>> START Page extract

Opinion
Civ. A. No. 668-65.
December 24, 1965.
William L. Slover, Washington, D.C., for petitioner.
David C. Acheson, U.S. Atty., Charles T. Duncan, Principal Asst. U.S. Atty., Oscar Altshuler and Earl J. Silbert, Asst. U.S. Attys., for respondent.
Petitioner entered pleas of guilty to offenses of housebreaking and robbery charged in two counts of a nine-count indictment. He was sentenced to consecutive terms of imprisonment of from two to eight years on the housebreaking count and from four to twelve years on the robbery count. On the ground that the two offenses were committed by a single series of chronologically related events, he now contends that the sentences could not validly have been made to operate consecutively. However, assuming even the correctness of his factual premise and the propriety of the remedy utilized, this challenge cannot prevail.
"Whoever shall, either in the night or in the daytime, break and enter, or enter without breaking, any dwelling, bank, store, warehouse, shop, stable, or other building, or any apartment or room, whether at the time occupied or not, or any steamboat, canal boat, vessel, or other watercraft, or railroad car, or any yard where any lumber, coal, or other goods or chattels are deposited and kept for the purpose of trade, with intent to break and carry away any part thereof or any fixture or other thing attached to or connected with the same, or to commit any criminal offense, shall be imprisoned for not more than fifteen years." D.C. Code § 22-1801 (1961).
"Whoever by force or violence, whether against resistance or by sudden or stealthy seizure or snatching, or by putting in fear, shall take from the person or immediate actual posession of another anything of value, is guilty of robbery, and any person convicted thereof shall suffer inprisonment for not less than six months nor more than fifteen years." D.C. Code § 22-2901 (1961).
Since petitioner was convicted and sentenced on pleas of guilty, the only information available in this regard is contained in the two counts to which the pleas were entered. The housebreaking count charges that on a specified date petitioner and another entered a dwelling with intent to steal property. The robbery count charges that on the same date petitioner and the other, "by force and violence and against resistance and by sudden and stealthy seizure and snatching and by putting in fear, stole and took" certain property "from the person and from the immediate actual possession of" one of the occupants. The transcripts of the proceedings upon the pleas and the sentencing add nothing in this regard, and no evidence on the point was presented at the hearing. Compare Bell v. United States, 349 U.S. 81, 82, 75 S.Ct. 620, 99 L.Ed. 905 (1955) and Morgan v. Devine, 237 U.S. 632, 637, 35 S.Ct. 712, 59 L.Ed. 1153 (1915), where the facts connecting the offenses in question were admitted.

>> END Page extract

■ Written instruction 1 ■
In the court opinion, what prison term did the petitioner receive on the robbery count?

>> START Source records

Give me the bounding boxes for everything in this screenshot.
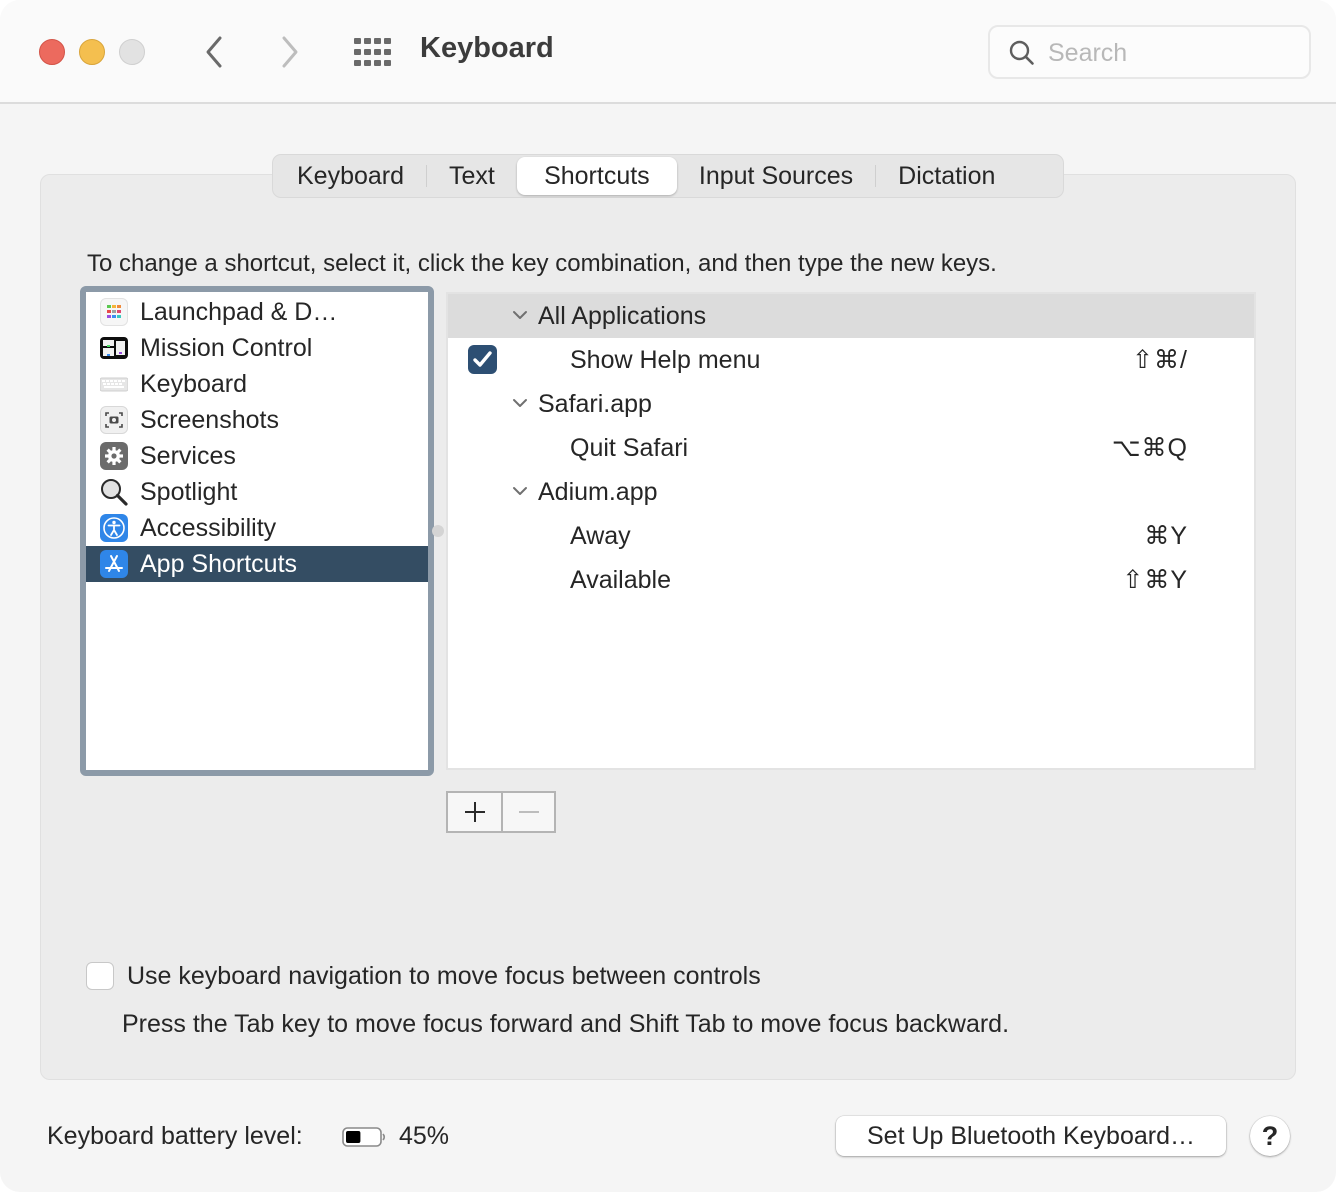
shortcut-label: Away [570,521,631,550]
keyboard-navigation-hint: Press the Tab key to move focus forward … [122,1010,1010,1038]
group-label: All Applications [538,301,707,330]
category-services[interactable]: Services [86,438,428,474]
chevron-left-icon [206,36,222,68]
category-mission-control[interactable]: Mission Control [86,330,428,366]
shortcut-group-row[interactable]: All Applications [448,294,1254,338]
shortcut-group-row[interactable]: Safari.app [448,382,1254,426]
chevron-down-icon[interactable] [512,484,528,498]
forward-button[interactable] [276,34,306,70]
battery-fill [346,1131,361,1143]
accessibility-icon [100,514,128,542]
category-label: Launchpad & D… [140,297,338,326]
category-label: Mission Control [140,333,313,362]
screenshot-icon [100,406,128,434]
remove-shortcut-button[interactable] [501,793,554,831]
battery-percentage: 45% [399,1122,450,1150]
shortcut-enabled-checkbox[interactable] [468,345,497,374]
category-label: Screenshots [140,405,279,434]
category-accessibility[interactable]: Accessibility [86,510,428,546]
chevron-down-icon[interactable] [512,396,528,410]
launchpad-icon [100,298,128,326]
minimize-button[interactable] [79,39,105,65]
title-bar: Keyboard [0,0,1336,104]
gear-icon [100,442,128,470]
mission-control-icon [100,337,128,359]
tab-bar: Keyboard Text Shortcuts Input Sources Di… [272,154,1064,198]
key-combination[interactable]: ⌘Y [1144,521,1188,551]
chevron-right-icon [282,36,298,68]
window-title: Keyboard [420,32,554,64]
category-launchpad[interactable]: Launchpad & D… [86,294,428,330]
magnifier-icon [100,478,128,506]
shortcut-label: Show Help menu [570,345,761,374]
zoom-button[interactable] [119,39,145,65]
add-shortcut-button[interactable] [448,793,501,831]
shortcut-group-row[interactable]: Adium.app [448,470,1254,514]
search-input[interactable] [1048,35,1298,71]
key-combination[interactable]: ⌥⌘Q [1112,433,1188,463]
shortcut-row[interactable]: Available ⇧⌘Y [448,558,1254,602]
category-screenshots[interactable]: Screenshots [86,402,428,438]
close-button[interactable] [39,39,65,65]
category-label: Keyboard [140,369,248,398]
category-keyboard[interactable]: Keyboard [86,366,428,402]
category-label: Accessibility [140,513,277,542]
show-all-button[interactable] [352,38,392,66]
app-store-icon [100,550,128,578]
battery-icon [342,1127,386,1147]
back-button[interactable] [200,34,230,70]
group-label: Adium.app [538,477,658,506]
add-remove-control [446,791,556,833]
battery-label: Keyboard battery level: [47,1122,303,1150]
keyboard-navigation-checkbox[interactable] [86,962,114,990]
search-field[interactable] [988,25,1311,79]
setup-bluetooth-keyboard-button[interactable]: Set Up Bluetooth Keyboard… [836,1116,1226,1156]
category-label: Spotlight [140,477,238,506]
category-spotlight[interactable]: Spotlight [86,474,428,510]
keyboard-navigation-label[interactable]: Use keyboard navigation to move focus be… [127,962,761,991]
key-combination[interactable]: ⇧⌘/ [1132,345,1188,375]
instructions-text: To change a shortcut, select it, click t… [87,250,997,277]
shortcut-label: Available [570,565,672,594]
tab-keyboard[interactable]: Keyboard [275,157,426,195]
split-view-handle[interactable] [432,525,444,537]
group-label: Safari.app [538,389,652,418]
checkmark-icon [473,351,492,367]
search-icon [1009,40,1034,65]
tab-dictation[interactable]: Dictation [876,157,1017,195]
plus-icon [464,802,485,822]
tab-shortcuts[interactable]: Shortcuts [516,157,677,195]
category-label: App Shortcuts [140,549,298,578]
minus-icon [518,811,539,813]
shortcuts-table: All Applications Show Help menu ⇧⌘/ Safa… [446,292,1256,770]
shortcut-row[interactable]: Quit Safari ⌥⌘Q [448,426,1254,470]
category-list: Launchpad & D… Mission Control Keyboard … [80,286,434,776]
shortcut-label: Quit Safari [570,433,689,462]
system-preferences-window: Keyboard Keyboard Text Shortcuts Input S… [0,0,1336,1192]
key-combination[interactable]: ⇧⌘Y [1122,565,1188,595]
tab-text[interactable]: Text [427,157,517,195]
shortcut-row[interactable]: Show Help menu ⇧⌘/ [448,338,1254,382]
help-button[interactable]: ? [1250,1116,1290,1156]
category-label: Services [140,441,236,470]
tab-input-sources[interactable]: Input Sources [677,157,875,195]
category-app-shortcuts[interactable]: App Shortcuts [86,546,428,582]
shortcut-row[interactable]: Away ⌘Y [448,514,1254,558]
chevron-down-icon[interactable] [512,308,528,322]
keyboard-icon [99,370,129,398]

>> END Source records

■ Written instruction 2 ■
Recast the listing lines as a Markdown table with columns named Row and Listing line, starting at the line that contains "shortcut-label: Away [570,521,631,550]" and ending at the line that contains "shortcut-group-row[interactable]: All Applications". Leave out blank lines and include nothing beyond that range.

■ Answer 1 ■
From four to twelve years, to run consecutively with the housebreaking term.

■ Answer 2 ■
| Row | Listing line |
|---|---|
| 1 | shortcut-label: Away [570,521,631,550] |
| 2 | keyboard-navigation-hint: Press the Tab key to move focus forward … [122,1010,1010,1038] |
| 3 | group-label: All Applications [538,301,707,330] |
| 4 | category-services[interactable]: Services [86,438,428,474] |
| 5 | chevron-left-icon [206,36,222,68] |
| 6 | category-mission-control[interactable]: Mission Control [86,330,428,366] |
| 7 | shortcut-group-row[interactable]: All Applications [448,294,1254,338] |